begin Provided records
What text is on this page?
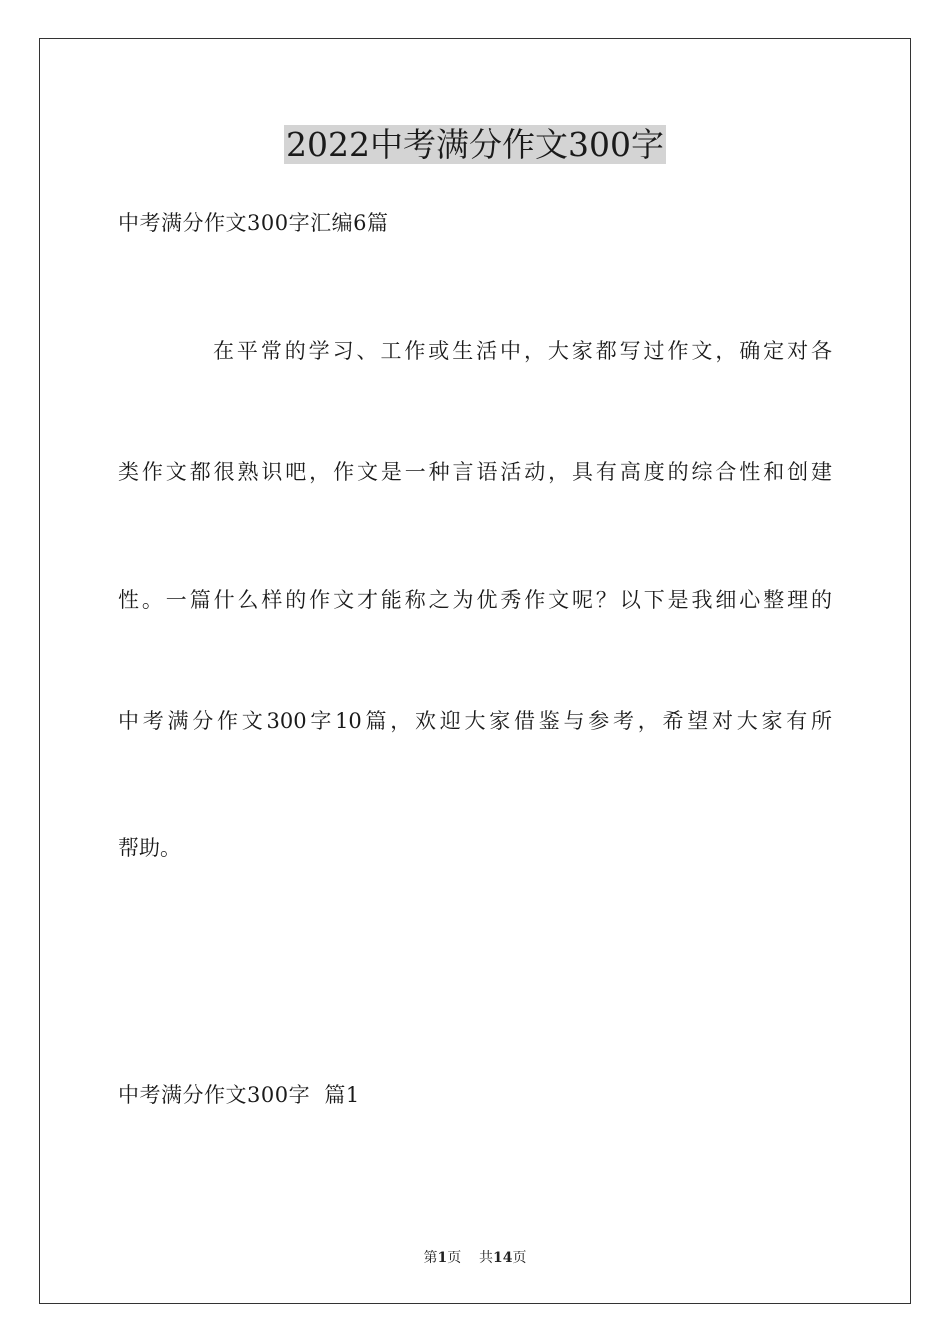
2022中考满分作文300字
中考满分作文300字汇编6篇
在平常的学习、工作或生活中，大家都写过作文，确定对各
类作文都很熟识吧，作文是一种言语活动，具有高度的综合性和创建
性。一篇什么样的作文才能称之为优秀作文呢？以下是我细心整理的
中考满分作文300字10篇，欢迎大家借鉴与参考，希望对大家有所
帮助。
中考满分作文300字  篇1
第1页 共14页
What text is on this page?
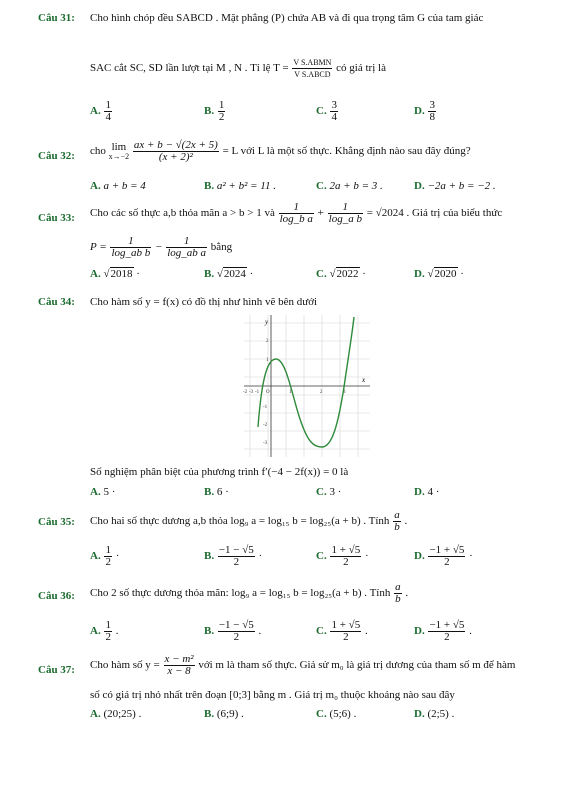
Câu 31: Cho hình chóp đều SABCD . Mặt phẳng (P) chứa AB và đi qua trọng tâm G của tam giác
SAC cắt SC, SD lần lượt tại M , N . Tỉ lệ $T = \frac{\text{V S.ABMN}}{\text{V S.ABCD}}$ có giá trị là
A. $\frac{1}{4}$	B. $\frac{1}{2}$	C. $\frac{3}{4}$	D. $\frac{3}{8}$
Câu 32: cho lim
x→−2
$\frac{ax + b - √(2x + 5)}{\text{(x + 2)²}} = L$ với L là một số thực. Khẳng định nào sau đây đúng?
A. a + b = 4	B. a² + b² = 11 .	C. 2a + b = 3 .	D. −2a + b = −2 .
Câu 33: Cho các số thực a,b thỏa mãn a > b > 1 và $\frac{1}{\text{log\_b a}} + \frac{1}{\text{log\_a b}} = √2024$ . Giá trị của biểu thức
$P = \frac{1}{\text{log\_ab b}} - \frac{1}{\text{log\_ab a}}$ bằng
A. √2018 ·	B. √2024 ·	C. √2022 ·	D. √2020 ·
Câu 34: Cho hàm số y = f(x) có đồ thị như hình vẽ bên dưới
x
y
-3
-2 -1 O	1	2	3
2
1
-1
-2
-3
Số nghiệm phân biệt của phương trình f′(−4 − 2f(x)) = 0 là
A. 5 ·	B. 6 ·	C. 3 ·	D. 4 ·
Câu 35: Cho hai số thực dương a,b thỏa log₉ a = log₁₅ b = log₂₅(a + b) . Tính $\frac{a}{b}$ .
A. $\frac{1}{2}$ ·	B. $\frac{-1 - √5}{2}$ ·	C. $\frac{1 + √5}{2}$ ·	D. $\frac{-1 + √5}{2}$ ·
Câu 36: Cho 2 số thực dương thỏa mãn: log₉ a = log₁₅ b = log₂₅(a + b) . Tính $\frac{a}{b}$ .
A. $\frac{1}{2}$ .	B. $\frac{-1 - √5}{2}$ .	C. $\frac{1 + √5}{2}$ .	D. $\frac{-1 + √5}{2}$ .
Câu 37: Cho hàm số $y = \frac{\text{x − m²}}{x - 8}$ với m là tham số thực. Giả sử m₀ là giá trị dương của tham số m để hàm
số có giá trị nhỏ nhất trên đoạn [0;3] bằng m . Giá trị m₀ thuộc khoảng nào sau đây
A. (20;25) .	B. (6;9) .	C. (5;6) .	D. (2;5) .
end Provided records
Objective → The required answer is a single number: the count of lines in the entries that hold the string "thực".

Written reply → 5